### Work to complete
Every line of the material below should be repeated exactly.

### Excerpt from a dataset

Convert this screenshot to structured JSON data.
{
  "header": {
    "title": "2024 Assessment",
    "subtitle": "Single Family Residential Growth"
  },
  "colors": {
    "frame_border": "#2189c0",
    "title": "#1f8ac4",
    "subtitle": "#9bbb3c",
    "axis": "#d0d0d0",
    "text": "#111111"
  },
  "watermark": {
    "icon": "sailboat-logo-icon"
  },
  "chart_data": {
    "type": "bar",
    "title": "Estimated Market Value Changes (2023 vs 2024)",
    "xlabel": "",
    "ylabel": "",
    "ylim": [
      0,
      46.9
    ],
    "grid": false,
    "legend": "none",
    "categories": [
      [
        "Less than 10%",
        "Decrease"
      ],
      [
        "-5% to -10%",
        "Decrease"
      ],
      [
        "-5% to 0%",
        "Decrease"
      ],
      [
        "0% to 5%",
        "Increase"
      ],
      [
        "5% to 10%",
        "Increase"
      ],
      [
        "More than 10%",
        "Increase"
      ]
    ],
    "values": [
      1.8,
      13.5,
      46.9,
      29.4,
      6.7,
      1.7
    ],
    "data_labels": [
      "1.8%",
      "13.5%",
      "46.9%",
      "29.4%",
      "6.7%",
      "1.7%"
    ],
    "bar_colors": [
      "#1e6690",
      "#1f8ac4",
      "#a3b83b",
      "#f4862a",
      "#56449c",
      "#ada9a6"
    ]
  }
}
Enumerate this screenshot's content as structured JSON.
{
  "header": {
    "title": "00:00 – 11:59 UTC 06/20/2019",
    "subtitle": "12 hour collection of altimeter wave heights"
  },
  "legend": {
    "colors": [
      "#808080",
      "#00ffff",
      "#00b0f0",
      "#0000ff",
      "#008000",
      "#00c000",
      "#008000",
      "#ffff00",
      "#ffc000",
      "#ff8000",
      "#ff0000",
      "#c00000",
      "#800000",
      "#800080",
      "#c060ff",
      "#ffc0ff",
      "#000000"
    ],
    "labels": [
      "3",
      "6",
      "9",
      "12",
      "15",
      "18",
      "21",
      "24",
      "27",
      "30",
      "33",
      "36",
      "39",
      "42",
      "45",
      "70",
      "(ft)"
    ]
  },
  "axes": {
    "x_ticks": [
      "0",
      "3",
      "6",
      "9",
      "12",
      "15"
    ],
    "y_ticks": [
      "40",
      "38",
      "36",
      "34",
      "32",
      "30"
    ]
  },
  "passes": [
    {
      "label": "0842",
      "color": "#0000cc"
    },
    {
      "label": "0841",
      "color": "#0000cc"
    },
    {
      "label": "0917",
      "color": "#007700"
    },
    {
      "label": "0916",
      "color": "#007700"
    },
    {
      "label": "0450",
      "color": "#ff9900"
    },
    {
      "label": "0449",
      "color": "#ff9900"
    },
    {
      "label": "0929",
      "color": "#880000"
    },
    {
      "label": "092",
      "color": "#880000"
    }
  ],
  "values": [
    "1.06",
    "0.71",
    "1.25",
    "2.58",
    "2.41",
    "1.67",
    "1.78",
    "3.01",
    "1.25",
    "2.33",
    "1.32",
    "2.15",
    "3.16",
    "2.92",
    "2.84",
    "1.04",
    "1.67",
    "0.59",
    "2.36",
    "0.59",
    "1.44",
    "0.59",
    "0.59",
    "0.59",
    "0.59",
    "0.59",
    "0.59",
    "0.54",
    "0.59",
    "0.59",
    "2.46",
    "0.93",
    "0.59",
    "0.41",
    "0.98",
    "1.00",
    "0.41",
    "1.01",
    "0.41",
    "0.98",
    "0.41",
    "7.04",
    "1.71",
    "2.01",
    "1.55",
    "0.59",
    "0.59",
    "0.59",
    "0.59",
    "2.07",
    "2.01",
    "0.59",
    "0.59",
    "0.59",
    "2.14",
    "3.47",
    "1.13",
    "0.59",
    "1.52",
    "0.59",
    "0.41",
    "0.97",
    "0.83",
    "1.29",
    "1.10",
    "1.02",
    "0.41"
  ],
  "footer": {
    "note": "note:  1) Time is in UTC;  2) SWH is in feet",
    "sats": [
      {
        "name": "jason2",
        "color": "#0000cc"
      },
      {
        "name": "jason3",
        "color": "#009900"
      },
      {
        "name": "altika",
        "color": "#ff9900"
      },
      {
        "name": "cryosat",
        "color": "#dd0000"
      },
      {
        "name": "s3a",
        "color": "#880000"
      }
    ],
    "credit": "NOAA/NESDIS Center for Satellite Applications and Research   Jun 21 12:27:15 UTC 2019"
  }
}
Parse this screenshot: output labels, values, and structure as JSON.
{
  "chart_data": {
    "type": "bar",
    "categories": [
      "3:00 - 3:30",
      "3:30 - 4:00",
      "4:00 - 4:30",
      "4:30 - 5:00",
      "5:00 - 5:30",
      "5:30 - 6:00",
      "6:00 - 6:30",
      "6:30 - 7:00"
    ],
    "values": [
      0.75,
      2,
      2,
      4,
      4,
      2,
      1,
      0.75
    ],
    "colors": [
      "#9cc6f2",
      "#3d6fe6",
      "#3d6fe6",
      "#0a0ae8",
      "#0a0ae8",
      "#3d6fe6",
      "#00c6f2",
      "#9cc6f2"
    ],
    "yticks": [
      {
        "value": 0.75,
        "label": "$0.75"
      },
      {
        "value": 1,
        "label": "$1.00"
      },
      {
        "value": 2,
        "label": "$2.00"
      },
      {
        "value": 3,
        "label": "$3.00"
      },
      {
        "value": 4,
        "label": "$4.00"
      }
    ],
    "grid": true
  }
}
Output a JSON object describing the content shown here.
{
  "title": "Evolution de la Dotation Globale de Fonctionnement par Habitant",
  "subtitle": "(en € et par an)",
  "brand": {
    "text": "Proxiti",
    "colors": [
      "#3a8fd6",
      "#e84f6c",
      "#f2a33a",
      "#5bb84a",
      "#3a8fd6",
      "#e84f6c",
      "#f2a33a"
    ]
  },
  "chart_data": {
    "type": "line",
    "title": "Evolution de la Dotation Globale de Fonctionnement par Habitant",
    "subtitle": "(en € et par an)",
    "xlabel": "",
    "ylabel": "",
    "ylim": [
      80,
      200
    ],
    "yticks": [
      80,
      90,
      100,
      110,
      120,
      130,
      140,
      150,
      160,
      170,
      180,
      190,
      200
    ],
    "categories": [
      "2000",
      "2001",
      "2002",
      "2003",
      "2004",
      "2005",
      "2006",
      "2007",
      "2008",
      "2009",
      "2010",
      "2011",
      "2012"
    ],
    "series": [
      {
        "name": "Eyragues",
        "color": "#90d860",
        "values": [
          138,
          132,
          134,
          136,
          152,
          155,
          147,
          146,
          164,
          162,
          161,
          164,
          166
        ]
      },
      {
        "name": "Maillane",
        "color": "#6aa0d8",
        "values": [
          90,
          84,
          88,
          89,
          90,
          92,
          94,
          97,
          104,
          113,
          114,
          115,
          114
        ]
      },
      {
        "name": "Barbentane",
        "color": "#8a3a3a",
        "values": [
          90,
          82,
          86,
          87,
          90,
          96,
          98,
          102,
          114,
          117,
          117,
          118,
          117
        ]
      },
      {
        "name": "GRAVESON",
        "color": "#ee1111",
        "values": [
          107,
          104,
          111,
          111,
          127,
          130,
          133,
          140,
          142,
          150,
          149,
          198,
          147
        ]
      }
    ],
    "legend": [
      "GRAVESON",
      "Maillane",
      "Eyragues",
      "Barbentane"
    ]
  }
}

### Task response
Convert this screenshot to structured JSON data.
{
  "header": {
    "title": "2024 Assessment",
    "subtitle": "Single Family Residential Growth"
  },
  "colors": {
    "frame_border": "#2189c0",
    "title": "#1f8ac4",
    "subtitle": "#9bbb3c",
    "axis": "#d0d0d0",
    "text": "#111111"
  },
  "watermark": {
    "icon": "sailboat-logo-icon"
  },
  "chart_data": {
    "type": "bar",
    "title": "Estimated Market Value Changes (2023 vs 2024)",
    "xlabel": "",
    "ylabel": "",
    "ylim": [
      0,
      46.9
    ],
    "grid": false,
    "legend": "none",
    "categories": [
      [
        "Less than 10%",
        "Decrease"
      ],
      [
        "-5% to -10%",
        "Decrease"
      ],
      [
        "-5% to 0%",
        "Decrease"
      ],
      [
        "0% to 5%",
        "Increase"
      ],
      [
        "5% to 10%",
        "Increase"
      ],
      [
        "More than 10%",
        "Increase"
      ]
    ],
    "values": [
      1.8,
      13.5,
      46.9,
      29.4,
      6.7,
      1.7
    ],
    "data_labels": [
      "1.8%",
      "13.5%",
      "46.9%",
      "29.4%",
      "6.7%",
      "1.7%"
    ],
    "bar_colors": [
      "#1e6690",
      "#1f8ac4",
      "#a3b83b",
      "#f4862a",
      "#56449c",
      "#ada9a6"
    ]
  }
}
Enumerate this screenshot's content as structured JSON.
{
  "header": {
    "title": "00:00 – 11:59 UTC 06/20/2019",
    "subtitle": "12 hour collection of altimeter wave heights"
  },
  "legend": {
    "colors": [
      "#808080",
      "#00ffff",
      "#00b0f0",
      "#0000ff",
      "#008000",
      "#00c000",
      "#008000",
      "#ffff00",
      "#ffc000",
      "#ff8000",
      "#ff0000",
      "#c00000",
      "#800000",
      "#800080",
      "#c060ff",
      "#ffc0ff",
      "#000000"
    ],
    "labels": [
      "3",
      "6",
      "9",
      "12",
      "15",
      "18",
      "21",
      "24",
      "27",
      "30",
      "33",
      "36",
      "39",
      "42",
      "45",
      "70",
      "(ft)"
    ]
  },
  "axes": {
    "x_ticks": [
      "0",
      "3",
      "6",
      "9",
      "12",
      "15"
    ],
    "y_ticks": [
      "40",
      "38",
      "36",
      "34",
      "32",
      "30"
    ]
  },
  "passes": [
    {
      "label": "0842",
      "color": "#0000cc"
    },
    {
      "label": "0841",
      "color": "#0000cc"
    },
    {
      "label": "0917",
      "color": "#007700"
    },
    {
      "label": "0916",
      "color": "#007700"
    },
    {
      "label": "0450",
      "color": "#ff9900"
    },
    {
      "label": "0449",
      "color": "#ff9900"
    },
    {
      "label": "0929",
      "color": "#880000"
    },
    {
      "label": "092",
      "color": "#880000"
    }
  ],
  "values": [
    "1.06",
    "0.71",
    "1.25",
    "2.58",
    "2.41",
    "1.67",
    "1.78",
    "3.01",
    "1.25",
    "2.33",
    "1.32",
    "2.15",
    "3.16",
    "2.92",
    "2.84",
    "1.04",
    "1.67",
    "0.59",
    "2.36",
    "0.59",
    "1.44",
    "0.59",
    "0.59",
    "0.59",
    "0.59",
    "0.59",
    "0.59",
    "0.54",
    "0.59",
    "0.59",
    "2.46",
    "0.93",
    "0.59",
    "0.41",
    "0.98",
    "1.00",
    "0.41",
    "1.01",
    "0.41",
    "0.98",
    "0.41",
    "7.04",
    "1.71",
    "2.01",
    "1.55",
    "0.59",
    "0.59",
    "0.59",
    "0.59",
    "2.07",
    "2.01",
    "0.59",
    "0.59",
    "0.59",
    "2.14",
    "3.47",
    "1.13",
    "0.59",
    "1.52",
    "0.59",
    "0.41",
    "0.97",
    "0.83",
    "1.29",
    "1.10",
    "1.02",
    "0.41"
  ],
  "footer": {
    "note": "note:  1) Time is in UTC;  2) SWH is in feet",
    "sats": [
      {
        "name": "jason2",
        "color": "#0000cc"
      },
      {
        "name": "jason3",
        "color": "#009900"
      },
      {
        "name": "altika",
        "color": "#ff9900"
      },
      {
        "name": "cryosat",
        "color": "#dd0000"
      },
      {
        "name": "s3a",
        "color": "#880000"
      }
    ],
    "credit": "NOAA/NESDIS Center for Satellite Applications and Research   Jun 21 12:27:15 UTC 2019"
  }
}
Parse this screenshot: output labels, values, and structure as JSON.
{
  "chart_data": {
    "type": "bar",
    "categories": [
      "3:00 - 3:30",
      "3:30 - 4:00",
      "4:00 - 4:30",
      "4:30 - 5:00",
      "5:00 - 5:30",
      "5:30 - 6:00",
      "6:00 - 6:30",
      "6:30 - 7:00"
    ],
    "values": [
      0.75,
      2,
      2,
      4,
      4,
      2,
      1,
      0.75
    ],
    "colors": [
      "#9cc6f2",
      "#3d6fe6",
      "#3d6fe6",
      "#0a0ae8",
      "#0a0ae8",
      "#3d6fe6",
      "#00c6f2",
      "#9cc6f2"
    ],
    "yticks": [
      {
        "value": 0.75,
        "label": "$0.75"
      },
      {
        "value": 1,
        "label": "$1.00"
      },
      {
        "value": 2,
        "label": "$2.00"
      },
      {
        "value": 3,
        "label": "$3.00"
      },
      {
        "value": 4,
        "label": "$4.00"
      }
    ],
    "grid": true
  }
}
Output a JSON object describing the content shown here.
{
  "title": "Evolution de la Dotation Globale de Fonctionnement par Habitant",
  "subtitle": "(en € et par an)",
  "brand": {
    "text": "Proxiti",
    "colors": [
      "#3a8fd6",
      "#e84f6c",
      "#f2a33a",
      "#5bb84a",
      "#3a8fd6",
      "#e84f6c",
      "#f2a33a"
    ]
  },
  "chart_data": {
    "type": "line",
    "title": "Evolution de la Dotation Globale de Fonctionnement par Habitant",
    "subtitle": "(en € et par an)",
    "xlabel": "",
    "ylabel": "",
    "ylim": [
      80,
      200
    ],
    "yticks": [
      80,
      90,
      100,
      110,
      120,
      130,
      140,
      150,
      160,
      170,
      180,
      190,
      200
    ],
    "categories": [
      "2000",
      "2001",
      "2002",
      "2003",
      "2004",
      "2005",
      "2006",
      "2007",
      "2008",
      "2009",
      "2010",
      "2011",
      "2012"
    ],
    "series": [
      {
        "name": "Eyragues",
        "color": "#90d860",
        "values": [
          138,
          132,
          134,
          136,
          152,
          155,
          147,
          146,
          164,
          162,
          161,
          164,
          166
        ]
      },
      {
        "name": "Maillane",
        "color": "#6aa0d8",
        "values": [
          90,
          84,
          88,
          89,
          90,
          92,
          94,
          97,
          104,
          113,
          114,
          115,
          114
        ]
      },
      {
        "name": "Barbentane",
        "color": "#8a3a3a",
        "values": [
          90,
          82,
          86,
          87,
          90,
          96,
          98,
          102,
          114,
          117,
          117,
          118,
          117
        ]
      },
      {
        "name": "GRAVESON",
        "color": "#ee1111",
        "values": [
          107,
          104,
          111,
          111,
          127,
          130,
          133,
          140,
          142,
          150,
          149,
          198,
          147
        ]
      }
    ],
    "legend": [
      "GRAVESON",
      "Maillane",
      "Eyragues",
      "Barbentane"
    ]
  }
}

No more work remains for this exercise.